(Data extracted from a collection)
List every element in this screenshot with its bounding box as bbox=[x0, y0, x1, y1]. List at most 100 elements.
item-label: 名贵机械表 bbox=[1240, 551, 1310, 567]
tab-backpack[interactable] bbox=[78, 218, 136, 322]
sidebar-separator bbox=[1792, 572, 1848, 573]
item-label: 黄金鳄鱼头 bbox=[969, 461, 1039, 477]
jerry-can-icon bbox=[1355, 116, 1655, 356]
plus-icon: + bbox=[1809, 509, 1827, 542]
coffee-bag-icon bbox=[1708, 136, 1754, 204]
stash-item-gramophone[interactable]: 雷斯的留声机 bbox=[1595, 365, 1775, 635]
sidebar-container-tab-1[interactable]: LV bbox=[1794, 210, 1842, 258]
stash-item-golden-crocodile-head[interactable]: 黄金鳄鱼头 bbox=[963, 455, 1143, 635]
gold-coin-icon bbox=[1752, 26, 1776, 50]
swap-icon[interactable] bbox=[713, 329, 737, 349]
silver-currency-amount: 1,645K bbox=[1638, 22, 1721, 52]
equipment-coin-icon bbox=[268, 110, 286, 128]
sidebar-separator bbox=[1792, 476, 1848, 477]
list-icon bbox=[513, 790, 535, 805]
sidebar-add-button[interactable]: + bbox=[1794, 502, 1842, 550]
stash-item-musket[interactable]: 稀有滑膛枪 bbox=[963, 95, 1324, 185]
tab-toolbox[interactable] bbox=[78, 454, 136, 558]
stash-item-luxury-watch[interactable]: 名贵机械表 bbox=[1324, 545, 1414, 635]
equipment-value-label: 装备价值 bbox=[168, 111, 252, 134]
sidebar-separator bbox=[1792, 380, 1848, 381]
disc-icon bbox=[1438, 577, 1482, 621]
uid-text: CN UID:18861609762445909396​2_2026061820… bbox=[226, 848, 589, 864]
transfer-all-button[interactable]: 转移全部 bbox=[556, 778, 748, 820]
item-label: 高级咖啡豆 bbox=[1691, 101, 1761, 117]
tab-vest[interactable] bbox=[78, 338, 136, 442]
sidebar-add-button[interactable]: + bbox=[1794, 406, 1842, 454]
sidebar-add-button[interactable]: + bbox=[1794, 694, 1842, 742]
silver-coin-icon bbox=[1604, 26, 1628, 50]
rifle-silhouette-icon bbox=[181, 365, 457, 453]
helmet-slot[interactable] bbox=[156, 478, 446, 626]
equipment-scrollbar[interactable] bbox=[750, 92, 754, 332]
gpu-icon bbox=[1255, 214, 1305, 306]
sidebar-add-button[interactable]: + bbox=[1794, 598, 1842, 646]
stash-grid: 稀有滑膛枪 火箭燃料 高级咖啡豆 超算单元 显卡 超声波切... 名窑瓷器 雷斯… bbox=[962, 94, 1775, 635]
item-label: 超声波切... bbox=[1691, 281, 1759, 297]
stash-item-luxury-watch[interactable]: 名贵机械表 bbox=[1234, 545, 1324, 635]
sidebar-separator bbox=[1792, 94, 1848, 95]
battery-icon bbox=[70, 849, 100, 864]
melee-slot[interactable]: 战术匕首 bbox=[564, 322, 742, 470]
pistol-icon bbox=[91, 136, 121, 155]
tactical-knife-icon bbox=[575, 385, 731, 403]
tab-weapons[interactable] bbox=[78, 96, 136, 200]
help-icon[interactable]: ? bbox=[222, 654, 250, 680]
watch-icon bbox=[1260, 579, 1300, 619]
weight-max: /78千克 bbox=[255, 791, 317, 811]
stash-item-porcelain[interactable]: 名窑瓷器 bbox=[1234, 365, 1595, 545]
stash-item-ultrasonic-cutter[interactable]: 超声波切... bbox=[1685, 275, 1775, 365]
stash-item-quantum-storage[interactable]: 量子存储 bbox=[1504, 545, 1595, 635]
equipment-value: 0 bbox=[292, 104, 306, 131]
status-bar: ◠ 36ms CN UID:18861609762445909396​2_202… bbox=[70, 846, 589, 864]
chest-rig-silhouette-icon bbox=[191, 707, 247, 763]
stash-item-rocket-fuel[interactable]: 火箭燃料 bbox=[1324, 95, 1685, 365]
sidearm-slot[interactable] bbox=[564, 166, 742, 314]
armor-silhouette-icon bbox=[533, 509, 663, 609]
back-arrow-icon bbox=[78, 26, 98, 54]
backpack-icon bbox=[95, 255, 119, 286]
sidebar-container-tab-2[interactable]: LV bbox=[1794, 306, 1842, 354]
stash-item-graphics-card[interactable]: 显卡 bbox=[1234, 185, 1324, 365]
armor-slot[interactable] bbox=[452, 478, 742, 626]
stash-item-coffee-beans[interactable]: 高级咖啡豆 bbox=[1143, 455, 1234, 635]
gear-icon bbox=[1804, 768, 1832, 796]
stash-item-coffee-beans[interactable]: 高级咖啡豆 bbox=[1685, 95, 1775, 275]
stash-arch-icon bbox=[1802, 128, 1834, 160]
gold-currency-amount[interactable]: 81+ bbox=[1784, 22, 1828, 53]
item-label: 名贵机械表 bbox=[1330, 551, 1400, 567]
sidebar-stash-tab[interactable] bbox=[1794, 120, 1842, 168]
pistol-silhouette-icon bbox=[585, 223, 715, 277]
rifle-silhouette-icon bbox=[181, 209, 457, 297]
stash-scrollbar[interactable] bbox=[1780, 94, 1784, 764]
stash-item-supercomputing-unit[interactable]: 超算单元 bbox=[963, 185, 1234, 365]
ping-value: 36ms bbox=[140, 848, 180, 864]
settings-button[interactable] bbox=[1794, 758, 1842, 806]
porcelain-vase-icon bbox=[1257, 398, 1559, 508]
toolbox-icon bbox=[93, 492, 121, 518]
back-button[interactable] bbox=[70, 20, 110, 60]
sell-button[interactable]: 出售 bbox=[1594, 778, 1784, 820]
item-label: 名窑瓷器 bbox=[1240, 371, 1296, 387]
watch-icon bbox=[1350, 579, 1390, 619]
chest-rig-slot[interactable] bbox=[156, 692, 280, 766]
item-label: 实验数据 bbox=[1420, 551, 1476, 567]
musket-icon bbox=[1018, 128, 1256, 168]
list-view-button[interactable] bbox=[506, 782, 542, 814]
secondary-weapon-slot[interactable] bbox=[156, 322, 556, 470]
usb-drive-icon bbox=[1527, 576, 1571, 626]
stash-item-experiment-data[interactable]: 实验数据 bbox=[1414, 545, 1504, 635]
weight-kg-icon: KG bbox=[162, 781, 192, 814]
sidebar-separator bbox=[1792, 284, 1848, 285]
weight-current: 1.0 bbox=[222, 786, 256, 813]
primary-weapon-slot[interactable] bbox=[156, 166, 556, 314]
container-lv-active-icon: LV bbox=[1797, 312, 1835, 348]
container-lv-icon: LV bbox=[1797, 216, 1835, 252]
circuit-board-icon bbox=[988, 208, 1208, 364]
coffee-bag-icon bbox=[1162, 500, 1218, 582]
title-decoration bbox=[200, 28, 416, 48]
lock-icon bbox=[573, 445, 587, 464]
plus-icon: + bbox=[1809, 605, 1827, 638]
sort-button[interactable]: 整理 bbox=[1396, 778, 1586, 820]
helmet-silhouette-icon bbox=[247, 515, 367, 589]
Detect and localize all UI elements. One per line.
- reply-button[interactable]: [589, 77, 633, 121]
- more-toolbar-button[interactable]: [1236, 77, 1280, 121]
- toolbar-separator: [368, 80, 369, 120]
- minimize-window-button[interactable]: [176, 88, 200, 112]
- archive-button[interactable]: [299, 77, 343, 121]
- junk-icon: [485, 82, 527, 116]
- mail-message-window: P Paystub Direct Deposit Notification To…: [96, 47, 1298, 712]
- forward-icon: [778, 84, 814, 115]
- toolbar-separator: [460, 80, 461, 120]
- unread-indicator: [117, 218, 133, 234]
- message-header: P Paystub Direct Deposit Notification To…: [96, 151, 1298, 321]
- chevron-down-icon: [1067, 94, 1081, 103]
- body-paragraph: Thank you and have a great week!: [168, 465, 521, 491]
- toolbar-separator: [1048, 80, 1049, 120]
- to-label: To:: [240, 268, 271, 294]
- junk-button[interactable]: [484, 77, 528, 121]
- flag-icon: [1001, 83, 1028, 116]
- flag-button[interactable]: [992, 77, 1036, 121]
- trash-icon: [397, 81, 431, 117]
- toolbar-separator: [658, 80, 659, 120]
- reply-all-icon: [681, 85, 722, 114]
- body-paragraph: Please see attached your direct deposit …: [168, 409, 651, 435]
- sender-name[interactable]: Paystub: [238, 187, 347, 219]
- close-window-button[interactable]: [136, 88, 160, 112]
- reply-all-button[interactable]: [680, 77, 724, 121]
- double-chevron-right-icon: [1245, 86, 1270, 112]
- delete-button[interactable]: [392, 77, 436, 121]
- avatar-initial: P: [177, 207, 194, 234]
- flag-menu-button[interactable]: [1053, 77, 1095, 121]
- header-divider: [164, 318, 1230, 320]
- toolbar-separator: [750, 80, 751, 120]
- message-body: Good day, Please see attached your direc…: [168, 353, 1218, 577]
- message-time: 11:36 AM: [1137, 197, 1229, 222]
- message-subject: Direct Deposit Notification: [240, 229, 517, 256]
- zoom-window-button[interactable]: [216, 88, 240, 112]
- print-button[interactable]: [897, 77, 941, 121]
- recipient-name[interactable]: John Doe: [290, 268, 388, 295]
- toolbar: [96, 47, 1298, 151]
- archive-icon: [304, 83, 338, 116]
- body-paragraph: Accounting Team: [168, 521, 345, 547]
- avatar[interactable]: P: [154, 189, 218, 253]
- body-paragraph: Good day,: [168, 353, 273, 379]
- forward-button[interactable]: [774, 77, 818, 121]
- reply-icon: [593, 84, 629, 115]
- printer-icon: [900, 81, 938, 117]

#### Exercise goal
Can you reproduce the records verbatim, from their first line through the line that contains "210, 1842, 258]", with both of those lines included?

#### Solution for this exercise
List every element in this screenshot with its bounding box as bbox=[x0, y0, x1, y1]. List at most 100 elements.
item-label: 名贵机械表 bbox=[1240, 551, 1310, 567]
tab-backpack[interactable] bbox=[78, 218, 136, 322]
sidebar-separator bbox=[1792, 572, 1848, 573]
item-label: 黄金鳄鱼头 bbox=[969, 461, 1039, 477]
jerry-can-icon bbox=[1355, 116, 1655, 356]
plus-icon: + bbox=[1809, 509, 1827, 542]
coffee-bag-icon bbox=[1708, 136, 1754, 204]
stash-item-gramophone[interactable]: 雷斯的留声机 bbox=[1595, 365, 1775, 635]
sidebar-container-tab-1[interactable]: LV bbox=[1794, 210, 1842, 258]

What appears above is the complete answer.